* **Your task**
Each record is to be printed again precisely as it reads.

[Stored entries]
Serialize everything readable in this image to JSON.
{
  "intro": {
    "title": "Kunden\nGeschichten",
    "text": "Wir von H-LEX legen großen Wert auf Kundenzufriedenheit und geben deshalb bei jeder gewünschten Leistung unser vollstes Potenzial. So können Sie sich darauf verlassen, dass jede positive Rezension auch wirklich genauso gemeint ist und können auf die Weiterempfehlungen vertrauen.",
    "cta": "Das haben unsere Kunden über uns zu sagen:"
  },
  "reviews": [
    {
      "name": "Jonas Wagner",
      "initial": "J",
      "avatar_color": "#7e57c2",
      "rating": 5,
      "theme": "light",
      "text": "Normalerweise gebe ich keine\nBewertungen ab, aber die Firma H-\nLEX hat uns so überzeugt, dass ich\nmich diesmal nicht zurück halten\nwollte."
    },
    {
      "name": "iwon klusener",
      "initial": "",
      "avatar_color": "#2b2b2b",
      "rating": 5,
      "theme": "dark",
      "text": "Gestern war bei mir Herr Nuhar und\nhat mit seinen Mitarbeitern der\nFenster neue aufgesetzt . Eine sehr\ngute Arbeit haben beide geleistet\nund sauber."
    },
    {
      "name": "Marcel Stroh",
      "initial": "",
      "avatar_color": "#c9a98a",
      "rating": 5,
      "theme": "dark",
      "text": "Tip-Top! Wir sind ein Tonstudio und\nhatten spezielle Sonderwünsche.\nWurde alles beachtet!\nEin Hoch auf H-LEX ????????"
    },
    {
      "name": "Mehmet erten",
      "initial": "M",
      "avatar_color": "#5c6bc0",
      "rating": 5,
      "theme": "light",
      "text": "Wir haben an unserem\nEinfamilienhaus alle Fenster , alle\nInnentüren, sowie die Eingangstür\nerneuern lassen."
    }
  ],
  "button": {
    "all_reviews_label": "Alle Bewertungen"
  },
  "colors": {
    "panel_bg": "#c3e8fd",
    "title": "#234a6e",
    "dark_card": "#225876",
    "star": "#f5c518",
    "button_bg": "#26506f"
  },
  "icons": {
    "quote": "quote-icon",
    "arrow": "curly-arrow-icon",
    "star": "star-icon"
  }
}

* **Answer for the task**
Serialize everything readable in this image to JSON.
{
  "intro": {
    "title": "Kunden\nGeschichten",
    "text": "Wir von H-LEX legen großen Wert auf Kundenzufriedenheit und geben deshalb bei jeder gewünschten Leistung unser vollstes Potenzial. So können Sie sich darauf verlassen, dass jede positive Rezension auch wirklich genauso gemeint ist und können auf die Weiterempfehlungen vertrauen.",
    "cta": "Das haben unsere Kunden über uns zu sagen:"
  },
  "reviews": [
    {
      "name": "Jonas Wagner",
      "initial": "J",
      "avatar_color": "#7e57c2",
      "rating": 5,
      "theme": "light",
      "text": "Normalerweise gebe ich keine\nBewertungen ab, aber die Firma H-\nLEX hat uns so überzeugt, dass ich\nmich diesmal nicht zurück halten\nwollte."
    },
    {
      "name": "iwon klusener",
      "initial": "",
      "avatar_color": "#2b2b2b",
      "rating": 5,
      "theme": "dark",
      "text": "Gestern war bei mir Herr Nuhar und\nhat mit seinen Mitarbeitern der\nFenster neue aufgesetzt . Eine sehr\ngute Arbeit haben beide geleistet\nund sauber."
    },
    {
      "name": "Marcel Stroh",
      "initial": "",
      "avatar_color": "#c9a98a",
      "rating": 5,
      "theme": "dark",
      "text": "Tip-Top! Wir sind ein Tonstudio und\nhatten spezielle Sonderwünsche.\nWurde alles beachtet!\nEin Hoch auf H-LEX ????????"
    },
    {
      "name": "Mehmet erten",
      "initial": "M",
      "avatar_color": "#5c6bc0",
      "rating": 5,
      "theme": "light",
      "text": "Wir haben an unserem\nEinfamilienhaus alle Fenster , alle\nInnentüren, sowie die Eingangstür\nerneuern lassen."
    }
  ],
  "button": {
    "all_reviews_label": "Alle Bewertungen"
  },
  "colors": {
    "panel_bg": "#c3e8fd",
    "title": "#234a6e",
    "dark_card": "#225876",
    "star": "#f5c518",
    "button_bg": "#26506f"
  },
  "icons": {
    "quote": "quote-icon",
    "arrow": "curly-arrow-icon",
    "star": "star-icon"
  }
}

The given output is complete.